• What the task asks: Retype the whole listing, please, keeping every line exact and dropping the pictures.

• Entries shown:
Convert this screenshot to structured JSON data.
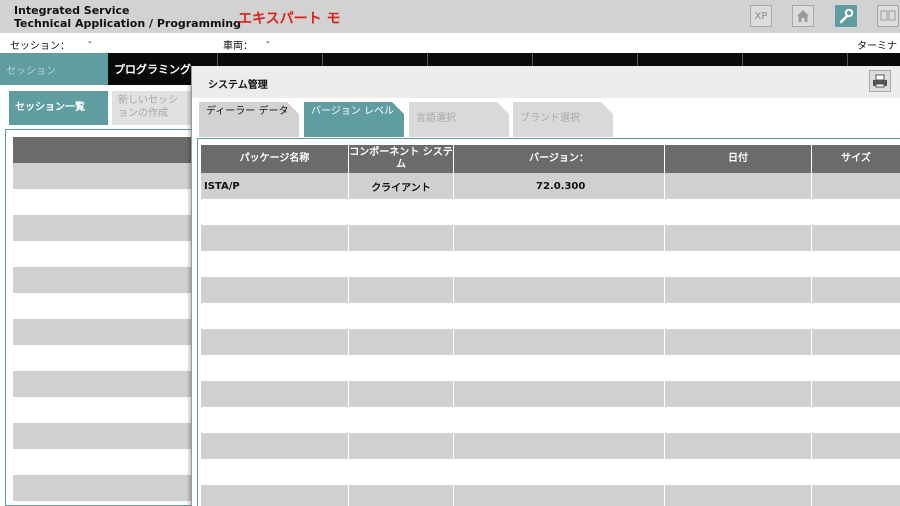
{
  "app": {
    "title_line1": "Integrated Service",
    "title_line2": "Technical Application / Programming",
    "mode": "エキスパート モ"
  },
  "toolbar": {
    "xp_label": "XP",
    "icons": [
      "home-icon",
      "wrench-icon",
      "window-icon"
    ]
  },
  "infobar": {
    "session_label": "セッション：",
    "session_value": "-",
    "vehicle_label": "車両：",
    "vehicle_value": "-",
    "terminal_label": "ターミナ"
  },
  "nav": {
    "session": "セッション",
    "programming": "プログラミング"
  },
  "subtabs": {
    "session_list": "セッション一覧",
    "new_session": "新しいセッションの作成"
  },
  "dialog": {
    "title": "システム管理",
    "tabs": [
      {
        "label": "ディーラー データ"
      },
      {
        "label": "バージョン レベル"
      },
      {
        "label": "言語選択"
      },
      {
        "label": "ブランド選択"
      }
    ],
    "table": {
      "headers": [
        "パッケージ名称",
        "コンポーネント システム",
        "バージョン：",
        "日付",
        "サイズ"
      ],
      "rows": [
        [
          "ISTA/P",
          "クライアント",
          "72.0.300",
          "",
          ""
        ]
      ]
    }
  },
  "colors": {
    "accent": "#5f9da1",
    "mode_red": "#e0201a",
    "header_gray": "#6b6b6b",
    "row_gray": "#d0d0d0"
  }
}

• Full output:
Convert this screenshot to structured JSON data.
{
  "app": {
    "title_line1": "Integrated Service",
    "title_line2": "Technical Application / Programming",
    "mode": "エキスパート モ"
  },
  "toolbar": {
    "xp_label": "XP",
    "icons": [
      "home-icon",
      "wrench-icon",
      "window-icon"
    ]
  },
  "infobar": {
    "session_label": "セッション：",
    "session_value": "-",
    "vehicle_label": "車両：",
    "vehicle_value": "-",
    "terminal_label": "ターミナ"
  },
  "nav": {
    "session": "セッション",
    "programming": "プログラミング"
  },
  "subtabs": {
    "session_list": "セッション一覧",
    "new_session": "新しいセッションの作成"
  },
  "dialog": {
    "title": "システム管理",
    "tabs": [
      {
        "label": "ディーラー データ"
      },
      {
        "label": "バージョン レベル"
      },
      {
        "label": "言語選択"
      },
      {
        "label": "ブランド選択"
      }
    ],
    "table": {
      "headers": [
        "パッケージ名称",
        "コンポーネント システム",
        "バージョン：",
        "日付",
        "サイズ"
      ],
      "rows": [
        [
          "ISTA/P",
          "クライアント",
          "72.0.300",
          "",
          ""
        ]
      ]
    }
  },
  "colors": {
    "accent": "#5f9da1",
    "mode_red": "#e0201a",
    "header_gray": "#6b6b6b",
    "row_gray": "#d0d0d0"
  }
}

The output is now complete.